Input rows ▸
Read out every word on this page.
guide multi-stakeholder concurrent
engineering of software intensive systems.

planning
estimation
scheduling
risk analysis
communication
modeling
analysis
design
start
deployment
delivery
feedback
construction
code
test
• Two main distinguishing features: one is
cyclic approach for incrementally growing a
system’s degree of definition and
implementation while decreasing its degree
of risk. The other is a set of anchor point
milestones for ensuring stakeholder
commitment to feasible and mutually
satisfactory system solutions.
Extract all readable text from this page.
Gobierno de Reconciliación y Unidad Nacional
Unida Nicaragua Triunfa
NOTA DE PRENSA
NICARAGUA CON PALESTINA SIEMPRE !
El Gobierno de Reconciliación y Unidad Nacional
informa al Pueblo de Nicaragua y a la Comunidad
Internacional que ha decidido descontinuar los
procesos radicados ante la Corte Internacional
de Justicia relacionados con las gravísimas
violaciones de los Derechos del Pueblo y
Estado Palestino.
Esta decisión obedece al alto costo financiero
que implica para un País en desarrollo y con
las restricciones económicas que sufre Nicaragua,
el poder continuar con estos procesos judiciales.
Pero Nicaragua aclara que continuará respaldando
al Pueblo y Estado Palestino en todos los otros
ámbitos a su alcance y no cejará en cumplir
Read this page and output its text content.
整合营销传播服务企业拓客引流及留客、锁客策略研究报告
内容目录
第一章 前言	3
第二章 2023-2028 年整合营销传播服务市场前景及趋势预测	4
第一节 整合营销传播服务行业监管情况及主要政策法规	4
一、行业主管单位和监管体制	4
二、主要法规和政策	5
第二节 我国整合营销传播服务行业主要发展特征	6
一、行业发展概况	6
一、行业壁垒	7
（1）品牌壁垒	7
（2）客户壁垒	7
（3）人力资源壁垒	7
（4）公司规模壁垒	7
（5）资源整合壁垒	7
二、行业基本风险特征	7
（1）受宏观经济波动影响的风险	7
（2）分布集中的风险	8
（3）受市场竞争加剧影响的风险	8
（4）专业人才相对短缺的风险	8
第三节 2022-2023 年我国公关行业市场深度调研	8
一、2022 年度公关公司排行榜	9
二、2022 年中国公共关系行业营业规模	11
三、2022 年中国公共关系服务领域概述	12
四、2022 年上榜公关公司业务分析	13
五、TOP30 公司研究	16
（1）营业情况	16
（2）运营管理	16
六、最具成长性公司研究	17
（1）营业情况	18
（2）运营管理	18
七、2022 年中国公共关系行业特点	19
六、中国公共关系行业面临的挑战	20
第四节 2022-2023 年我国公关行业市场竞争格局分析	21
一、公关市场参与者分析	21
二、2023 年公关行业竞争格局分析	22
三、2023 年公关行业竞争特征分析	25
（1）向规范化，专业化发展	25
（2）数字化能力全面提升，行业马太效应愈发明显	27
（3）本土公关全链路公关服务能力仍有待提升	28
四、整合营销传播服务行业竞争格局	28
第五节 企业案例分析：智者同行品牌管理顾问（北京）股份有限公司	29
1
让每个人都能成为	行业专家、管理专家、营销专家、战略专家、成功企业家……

To do ▸
Collect each line holding the string "Internacional".

The answer ▸
Internacional que ha decidido descontinuar los
procesos radicados ante la Corte Internacional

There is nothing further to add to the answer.